Selected extract
OLD POST ALERT! This is an older post and although you might find some useful tips, any technical or publishing information is likely to be out of date. Please click on Start Here on the menu bar above to find links to my most useful articles, videos and podcast. Thanks and happy writing! – Joanna Penn
This is podcast number 100 and it's just over 2 years since I started podcasting. At the time, I had one non-fiction book out with pretty much zero sales and I was living in Australia. Self publishing had a huge stigma and I wasn’t even on Twitter!
How things have changed. I now have an Amazon bestselling thriller novel that has sold over 7500 copies and 3 non-fiction books behind me, I have a pretty big social network now and I’m living in London. I knew nothing when I started and this morning I did a webinar on how to podcast!
In the last 2 years, self-publishing has morphed into indie, John Locke has sold over 1 million Kindle books as an indie author, big names are going indie and Amanda Hocking got a massive book deal from indie success. Oh, and JK Rowling has left her publisher to self-publish her own ebooks and start Pottermore direct to fans. So I was part of a fringe movement 2 years ago that is now solidly mainstream especially with layoffs in publishing and bookstores close – Borders has just gone under as I speak today. It is a very different time and most people agree that there has never been a better time to be an author taking charge of your own destiny!
Today I am discussing some of my lessons learned from the process of podcasting and also from some of the stand out interviews for me:
First up, the state of the podcast in July 2011 is that there are around 2500 downloads per month of new and old episodes. 60% of the listeners are in the US, with 15% in China and 14% in UK and the rest spread between Australia, Germany, Canada and some other countries. It’s truly a global show! Thanks to everyone for tuning in and I’m so glad you enjoy the show. I’m always keen to hear from you – email: joanna AT TheCreativePenn.com
Here are some of my lessons learned in general from podcasting:
Just start, even if you don’t know what you are doing. My first interview was with 4 Ingredients author Rachael Bermingham who is HUGE in Australia, self, published and has sold millions of books now. I did it on the landline phone, I held a recorder next to it. I edited in Audacity and loaded the file to my very new and pretty ugly blog (which has since been redesigned). I didn’t know about mics, or Skype or Pamela/ecamm or hosting or anything. Things have changed and here's how I do it now.
Fear and nerves will always be there. Just do it anyway. I am still nervous before phoning anyone. I have to force myself every time. My heart races, my mouth is dry and I go to the bathroom three times before starting. I also do public speaking and its the same thing with that. But we need to get our ‘breadcrumbs' of content out there, so it has to be done.

Extracted information
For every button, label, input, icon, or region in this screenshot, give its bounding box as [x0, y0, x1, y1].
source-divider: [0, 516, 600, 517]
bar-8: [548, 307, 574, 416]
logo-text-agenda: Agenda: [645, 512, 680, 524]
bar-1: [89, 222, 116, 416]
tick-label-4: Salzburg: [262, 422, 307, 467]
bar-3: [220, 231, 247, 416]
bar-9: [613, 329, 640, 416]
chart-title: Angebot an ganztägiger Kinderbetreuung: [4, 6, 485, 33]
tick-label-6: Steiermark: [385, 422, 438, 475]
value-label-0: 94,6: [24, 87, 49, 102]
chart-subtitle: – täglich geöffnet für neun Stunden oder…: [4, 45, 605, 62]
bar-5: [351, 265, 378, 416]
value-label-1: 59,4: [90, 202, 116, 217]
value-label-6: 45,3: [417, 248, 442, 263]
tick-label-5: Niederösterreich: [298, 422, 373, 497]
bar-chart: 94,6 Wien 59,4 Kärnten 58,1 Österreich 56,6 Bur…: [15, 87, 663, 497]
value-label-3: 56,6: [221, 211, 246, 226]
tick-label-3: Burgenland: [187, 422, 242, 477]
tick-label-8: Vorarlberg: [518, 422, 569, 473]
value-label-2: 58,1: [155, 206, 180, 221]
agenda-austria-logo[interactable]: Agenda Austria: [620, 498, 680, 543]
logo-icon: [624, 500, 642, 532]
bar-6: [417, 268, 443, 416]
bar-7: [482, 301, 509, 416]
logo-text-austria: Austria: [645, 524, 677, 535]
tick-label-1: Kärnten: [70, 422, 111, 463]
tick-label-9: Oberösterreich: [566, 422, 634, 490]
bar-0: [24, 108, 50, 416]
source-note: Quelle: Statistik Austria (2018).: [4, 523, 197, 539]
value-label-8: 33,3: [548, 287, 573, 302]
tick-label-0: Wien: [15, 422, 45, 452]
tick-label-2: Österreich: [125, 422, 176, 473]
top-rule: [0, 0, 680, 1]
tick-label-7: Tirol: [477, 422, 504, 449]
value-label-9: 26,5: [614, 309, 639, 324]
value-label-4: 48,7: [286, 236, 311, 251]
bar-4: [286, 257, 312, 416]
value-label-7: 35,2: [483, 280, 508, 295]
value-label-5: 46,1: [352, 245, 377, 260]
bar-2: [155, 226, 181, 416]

Set problem A
Return the passage of the podcasting post starting with "In the last" and going on through "your own destiny!".
Set problem B
Swap "chart-subtitle" for "chart-caption" in the records, starting with their first line and going on through the line with "value-label-6: 45,3: [417, 248, 442, 263]". Give back only those lines, with everything else unchanged.

Final result A
In the last 2 years, self-publishing has morphed into indie, John Locke has sold over 1 million Kindle books as an indie author, big names are going indie and Amanda Hocking got a massive book deal from indie success. Oh, and JK Rowling has left her publisher to self-publish her own ebooks and start Pottermore direct to fans. So I was part of a fringe movement 2 years ago that is now solidly mainstream especially with layoffs in publishing and bookstores close – Borders has just gone under as I speak today. It is a very different time and most people agree that there has never been a better time to be an author taking charge of your own destiny!

Final result B
For every button, label, input, icon, or region in this screenshot, give its bounding box as [x0, y0, x1, y1].
source-divider: [0, 516, 600, 517]
bar-8: [548, 307, 574, 416]
logo-text-agenda: Agenda: [645, 512, 680, 524]
bar-1: [89, 222, 116, 416]
tick-label-4: Salzburg: [262, 422, 307, 467]
bar-3: [220, 231, 247, 416]
bar-9: [613, 329, 640, 416]
chart-title: Angebot an ganztägiger Kinderbetreuung: [4, 6, 485, 33]
tick-label-6: Steiermark: [385, 422, 438, 475]
value-label-0: 94,6: [24, 87, 49, 102]
chart-caption: – täglich geöffnet für neun Stunden oder…: [4, 45, 605, 62]
bar-5: [351, 265, 378, 416]
value-label-1: 59,4: [90, 202, 116, 217]
value-label-6: 45,3: [417, 248, 442, 263]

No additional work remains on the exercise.